● **TASK INPUT**:
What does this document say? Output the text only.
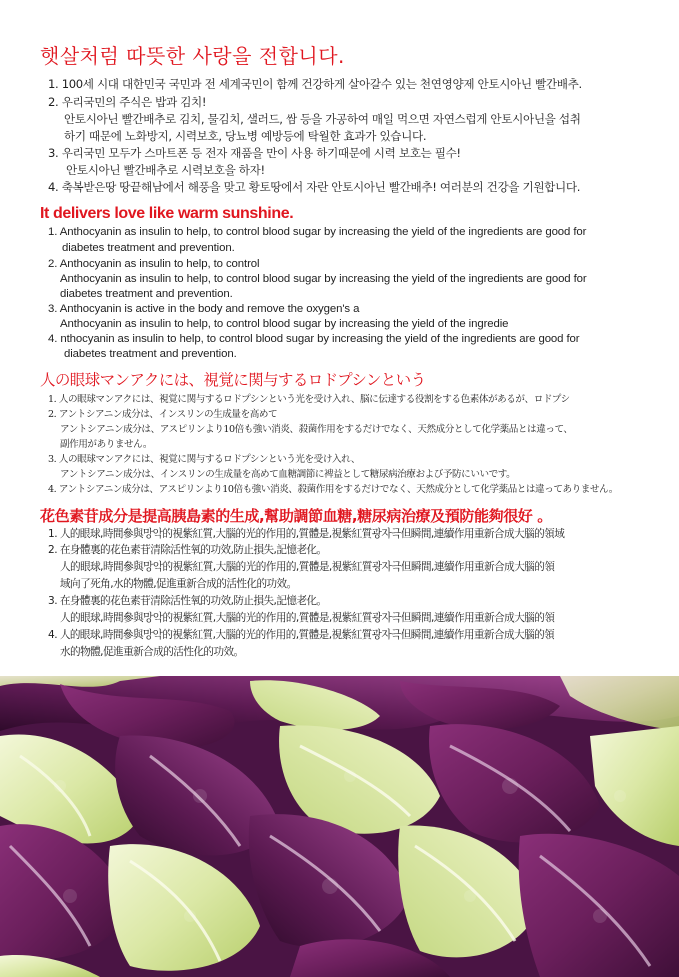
햇살처럼 따뜻한 사랑을 전합니다.
1. 100세 시대 대한민국 국민과 전 세계국민이 함께 건강하게 살아갈수 있는 천연영양제 안토시아닌 빨간배추.
2. 우리국민의 주식은 밥과 김치!
안토시아닌 빨간배추로 김치, 물김치, 샐러드, 쌈 등을 가공하여 매일 먹으면 자연스럽게 안토시아닌을 섭취
하기 때문에 노화방지, 시력보호, 당뇨병 예방등에 탁월한 효과가 있습니다.
3. 우리국민 모두가 스마트폰 등 전자 재품을 만이 사용 하기때문에 시력 보호는 필수!
안토시아닌 빨간배추로 시력보호을 하자!
4. 축복받은땅 땅끝해남에서 해풍을 맞고 황토땅에서 자란 안토시아닌 빨간배추! 여러분의 건강을 기원합니다.
It delivers love like warm sunshine.
1. Anthocyanin as insulin to help, to control blood sugar by increasing the yield of the ingredients are good for
diabetes treatment and prevention.
2. Anthocyanin as insulin to help, to control
Anthocyanin as insulin to help, to control blood sugar by increasing the yield of the ingredients are good for
diabetes treatment and prevention.
3. Anthocyanin is active in the body and remove the oxygen's a
Anthocyanin as insulin to help, to control blood sugar by increasing the yield of the ingredie
4. nthocyanin as insulin to help, to control blood sugar by increasing the yield of the ingredients are good for
diabetes treatment and prevention.
人の眼球マンアクには、視覚に関与するロドプシンという
1. 人の眼球マンアクには、視覚に関与するロドプシンという光を受け入れ、脳に伝達する役割をする色素体があるが、ロドプシ
2. アントシアニン成分は、インスリンの生成量を高めて
アントシアニン成分は、アスピリンより10倍も強い消炎、殺菌作用をするだけでなく、天然成分として化学薬品とは違って、
副作用がありません。
3. 人の眼球マンアクには、視覚に関与するロドプシンという光を受け入れ、
アントシアニン成分は、インスリンの生成量を高めて血糖調節に裨益として糖尿病治療および予防にいいです。
4. アントシアニン成分は、アスピリンより10倍も強い消炎、殺菌作用をするだけでなく、天然成分として化学薬品とは違ってありません。
花色素苷成分是提高胰島素的生成,幫助調節血糖,糖尿病治療及預防能夠很好 。
1. 人的眼球,時間參與망악的視紫紅質,大腦的光的作用的,質體是,視紫紅質광자극但瞬間,連續作用重新合成大腦的領域
2. 在身體裏的花色素苷清除活性氧的功效,防止損失,記憶老化。
人的眼球,時間參與망악的視紫紅質,大腦的光的作用的,質體是,視紫紅質광자극但瞬間,連續作用重新合成大腦的領
域向了死角,水的物體,促進重新合成的活性化的功效。
3. 在身體裏的花色素苷清除活性氧的功效,防止損失,記憶老化。
人的眼球,時間參與망악的視紫紅質,大腦的光的作用的,質體是,視紫紅質광자극但瞬間,連續作用重新合成大腦的領
4. 人的眼球,時間參與망악的視紫紅質,大腦的光的作用的,質體是,視紫紅質광자극但瞬間,連續作用重新合成大腦的領
水的物體,促進重新合成的活性化的功效。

● **TO DO**: Repeat all the records above exactly, leaving out any pictures.

● **RESULT OF THE TASK**:
What does this document say? Output the text only.
햇살처럼 따뜻한 사랑을 전합니다.
1. 100세 시대 대한민국 국민과 전 세계국민이 함께 건강하게 살아갈수 있는 천연영양제 안토시아닌 빨간배추.
2. 우리국민의 주식은 밥과 김치!
안토시아닌 빨간배추로 김치, 물김치, 샐러드, 쌈 등을 가공하여 매일 먹으면 자연스럽게 안토시아닌을 섭취
하기 때문에 노화방지, 시력보호, 당뇨병 예방등에 탁월한 효과가 있습니다.
3. 우리국민 모두가 스마트폰 등 전자 재품을 만이 사용 하기때문에 시력 보호는 필수!
안토시아닌 빨간배추로 시력보호을 하자!
4. 축복받은땅 땅끝해남에서 해풍을 맞고 황토땅에서 자란 안토시아닌 빨간배추! 여러분의 건강을 기원합니다.
It delivers love like warm sunshine.
1. Anthocyanin as insulin to help, to control blood sugar by increasing the yield of the ingredients are good for
diabetes treatment and prevention.
2. Anthocyanin as insulin to help, to control
Anthocyanin as insulin to help, to control blood sugar by increasing the yield of the ingredients are good for
diabetes treatment and prevention.
3. Anthocyanin is active in the body and remove the oxygen's a
Anthocyanin as insulin to help, to control blood sugar by increasing the yield of the ingredie
4. nthocyanin as insulin to help, to control blood sugar by increasing the yield of the ingredients are good for
diabetes treatment and prevention.
人の眼球マンアクには、視覚に関与するロドプシンという
1. 人の眼球マンアクには、視覚に関与するロドプシンという光を受け入れ、脳に伝達する役割をする色素体があるが、ロドプシ
2. アントシアニン成分は、インスリンの生成量を高めて
アントシアニン成分は、アスピリンより10倍も強い消炎、殺菌作用をするだけでなく、天然成分として化学薬品とは違って、
副作用がありません。
3. 人の眼球マンアクには、視覚に関与するロドプシンという光を受け入れ、
アントシアニン成分は、インスリンの生成量を高めて血糖調節に裨益として糖尿病治療および予防にいいです。
4. アントシアニン成分は、アスピリンより10倍も強い消炎、殺菌作用をするだけでなく、天然成分として化学薬品とは違ってありません。
花色素苷成分是提高胰島素的生成,幫助調節血糖,糖尿病治療及預防能夠很好 。
1. 人的眼球,時間參與망악的視紫紅質,大腦的光的作用的,質體是,視紫紅質광자극但瞬間,連續作用重新合成大腦的領域
2. 在身體裏的花色素苷清除活性氧的功效,防止損失,記憶老化。
人的眼球,時間參與망악的視紫紅質,大腦的光的作用的,質體是,視紫紅質광자극但瞬間,連續作用重新合成大腦的領
域向了死角,水的物體,促進重新合成的活性化的功效。
3. 在身體裏的花色素苷清除活性氧的功效,防止損失,記憶老化。
人的眼球,時間參與망악的視紫紅質,大腦的光的作用的,質體是,視紫紅質광자극但瞬間,連續作用重新合成大腦的領
4. 人的眼球,時間參與망악的視紫紅質,大腦的光的作用的,質體是,視紫紅質광자극但瞬間,連續作用重新合成大腦的領
水的物體,促進重新合成的活性化的功效。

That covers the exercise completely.